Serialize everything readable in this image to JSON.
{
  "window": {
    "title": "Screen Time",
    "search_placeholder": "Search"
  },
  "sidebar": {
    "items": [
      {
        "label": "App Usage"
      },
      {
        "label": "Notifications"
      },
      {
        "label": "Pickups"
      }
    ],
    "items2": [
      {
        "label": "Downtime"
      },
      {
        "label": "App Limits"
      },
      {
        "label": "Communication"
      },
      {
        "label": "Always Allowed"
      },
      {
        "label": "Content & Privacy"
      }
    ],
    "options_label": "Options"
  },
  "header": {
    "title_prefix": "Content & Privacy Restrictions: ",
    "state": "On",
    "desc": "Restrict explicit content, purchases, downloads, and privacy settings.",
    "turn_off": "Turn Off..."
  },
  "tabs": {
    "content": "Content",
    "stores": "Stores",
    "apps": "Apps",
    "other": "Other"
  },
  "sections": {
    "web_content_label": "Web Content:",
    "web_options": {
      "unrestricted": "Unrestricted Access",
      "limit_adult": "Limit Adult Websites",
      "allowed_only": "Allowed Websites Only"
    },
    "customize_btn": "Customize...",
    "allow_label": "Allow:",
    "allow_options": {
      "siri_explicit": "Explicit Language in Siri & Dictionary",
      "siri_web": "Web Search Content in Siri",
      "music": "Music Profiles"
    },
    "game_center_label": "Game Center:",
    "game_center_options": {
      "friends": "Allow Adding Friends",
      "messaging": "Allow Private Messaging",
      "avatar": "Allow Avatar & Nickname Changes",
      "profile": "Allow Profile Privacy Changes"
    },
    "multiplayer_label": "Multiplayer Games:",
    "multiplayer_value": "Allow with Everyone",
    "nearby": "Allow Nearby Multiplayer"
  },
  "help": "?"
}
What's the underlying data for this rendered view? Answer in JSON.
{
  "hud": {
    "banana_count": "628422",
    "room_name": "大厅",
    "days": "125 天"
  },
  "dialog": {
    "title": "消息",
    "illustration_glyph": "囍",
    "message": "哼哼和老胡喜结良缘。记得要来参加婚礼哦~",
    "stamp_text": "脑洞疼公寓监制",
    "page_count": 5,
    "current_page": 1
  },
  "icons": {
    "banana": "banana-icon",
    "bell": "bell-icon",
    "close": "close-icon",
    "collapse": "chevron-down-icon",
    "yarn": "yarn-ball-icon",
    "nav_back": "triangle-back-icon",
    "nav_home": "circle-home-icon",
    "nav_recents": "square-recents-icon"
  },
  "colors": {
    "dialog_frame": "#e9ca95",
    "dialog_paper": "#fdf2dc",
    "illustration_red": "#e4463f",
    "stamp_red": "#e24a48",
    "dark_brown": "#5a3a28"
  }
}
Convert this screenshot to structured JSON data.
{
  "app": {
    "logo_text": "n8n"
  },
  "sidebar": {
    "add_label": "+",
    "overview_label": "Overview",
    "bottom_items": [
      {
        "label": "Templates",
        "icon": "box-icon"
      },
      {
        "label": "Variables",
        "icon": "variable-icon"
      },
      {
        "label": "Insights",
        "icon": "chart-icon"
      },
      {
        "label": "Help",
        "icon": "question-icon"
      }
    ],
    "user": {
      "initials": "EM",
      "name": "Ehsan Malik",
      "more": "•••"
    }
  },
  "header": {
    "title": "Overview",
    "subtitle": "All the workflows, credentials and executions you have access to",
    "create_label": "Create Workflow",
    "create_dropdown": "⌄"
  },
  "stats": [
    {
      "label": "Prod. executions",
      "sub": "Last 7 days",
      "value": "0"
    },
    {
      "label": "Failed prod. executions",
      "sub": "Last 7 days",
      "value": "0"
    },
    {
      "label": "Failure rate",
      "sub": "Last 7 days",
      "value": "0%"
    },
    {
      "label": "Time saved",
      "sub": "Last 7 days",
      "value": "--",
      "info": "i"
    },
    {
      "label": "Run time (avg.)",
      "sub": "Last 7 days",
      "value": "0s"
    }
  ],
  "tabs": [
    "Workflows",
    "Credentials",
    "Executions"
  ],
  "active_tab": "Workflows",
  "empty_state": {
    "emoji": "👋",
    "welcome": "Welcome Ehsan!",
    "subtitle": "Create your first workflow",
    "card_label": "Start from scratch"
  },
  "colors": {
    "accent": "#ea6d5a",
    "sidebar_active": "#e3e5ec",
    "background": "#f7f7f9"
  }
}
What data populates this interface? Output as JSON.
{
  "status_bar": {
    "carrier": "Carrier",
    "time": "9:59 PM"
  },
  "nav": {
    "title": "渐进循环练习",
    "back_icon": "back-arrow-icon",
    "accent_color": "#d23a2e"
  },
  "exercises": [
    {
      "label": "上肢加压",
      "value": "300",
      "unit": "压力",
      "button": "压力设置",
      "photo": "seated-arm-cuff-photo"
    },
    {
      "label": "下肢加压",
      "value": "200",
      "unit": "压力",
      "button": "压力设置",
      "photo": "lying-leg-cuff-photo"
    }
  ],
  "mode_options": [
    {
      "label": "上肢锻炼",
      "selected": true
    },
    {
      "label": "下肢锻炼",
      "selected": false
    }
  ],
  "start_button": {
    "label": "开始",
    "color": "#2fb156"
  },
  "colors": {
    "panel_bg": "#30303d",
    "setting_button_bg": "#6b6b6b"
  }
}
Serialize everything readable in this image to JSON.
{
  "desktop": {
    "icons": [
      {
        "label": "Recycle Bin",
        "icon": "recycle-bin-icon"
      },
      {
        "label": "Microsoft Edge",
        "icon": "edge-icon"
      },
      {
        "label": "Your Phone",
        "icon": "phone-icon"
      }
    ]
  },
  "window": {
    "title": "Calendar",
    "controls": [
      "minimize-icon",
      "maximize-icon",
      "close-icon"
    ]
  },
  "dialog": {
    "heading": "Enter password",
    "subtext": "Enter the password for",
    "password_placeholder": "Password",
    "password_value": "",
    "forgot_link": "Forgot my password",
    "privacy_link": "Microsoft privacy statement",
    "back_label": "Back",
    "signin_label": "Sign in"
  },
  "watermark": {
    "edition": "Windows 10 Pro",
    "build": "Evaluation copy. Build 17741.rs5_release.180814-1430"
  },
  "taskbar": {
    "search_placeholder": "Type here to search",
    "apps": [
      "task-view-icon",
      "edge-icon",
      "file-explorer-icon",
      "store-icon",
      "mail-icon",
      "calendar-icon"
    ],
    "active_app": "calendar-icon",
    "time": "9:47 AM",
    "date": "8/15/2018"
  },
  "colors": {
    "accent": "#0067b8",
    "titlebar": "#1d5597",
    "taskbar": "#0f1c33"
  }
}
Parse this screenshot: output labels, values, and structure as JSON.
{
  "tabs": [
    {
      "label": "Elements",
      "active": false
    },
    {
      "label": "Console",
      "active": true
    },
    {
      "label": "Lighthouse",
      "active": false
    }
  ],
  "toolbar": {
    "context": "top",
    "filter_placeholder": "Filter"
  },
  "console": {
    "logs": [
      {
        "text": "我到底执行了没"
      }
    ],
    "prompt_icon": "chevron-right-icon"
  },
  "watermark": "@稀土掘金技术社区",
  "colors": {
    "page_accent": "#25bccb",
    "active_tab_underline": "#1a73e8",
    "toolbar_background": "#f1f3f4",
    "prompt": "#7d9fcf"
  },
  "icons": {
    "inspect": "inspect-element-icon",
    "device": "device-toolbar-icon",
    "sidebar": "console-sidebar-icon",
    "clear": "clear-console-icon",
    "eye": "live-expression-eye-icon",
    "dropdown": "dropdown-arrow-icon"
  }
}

|---|

Scan the material above for the word "Siri". Copy each line where it occurs.

      "siri_explicit": "Explicit Language in Siri & Dictionary",
      "siri_web": "Web Search Content in Siri",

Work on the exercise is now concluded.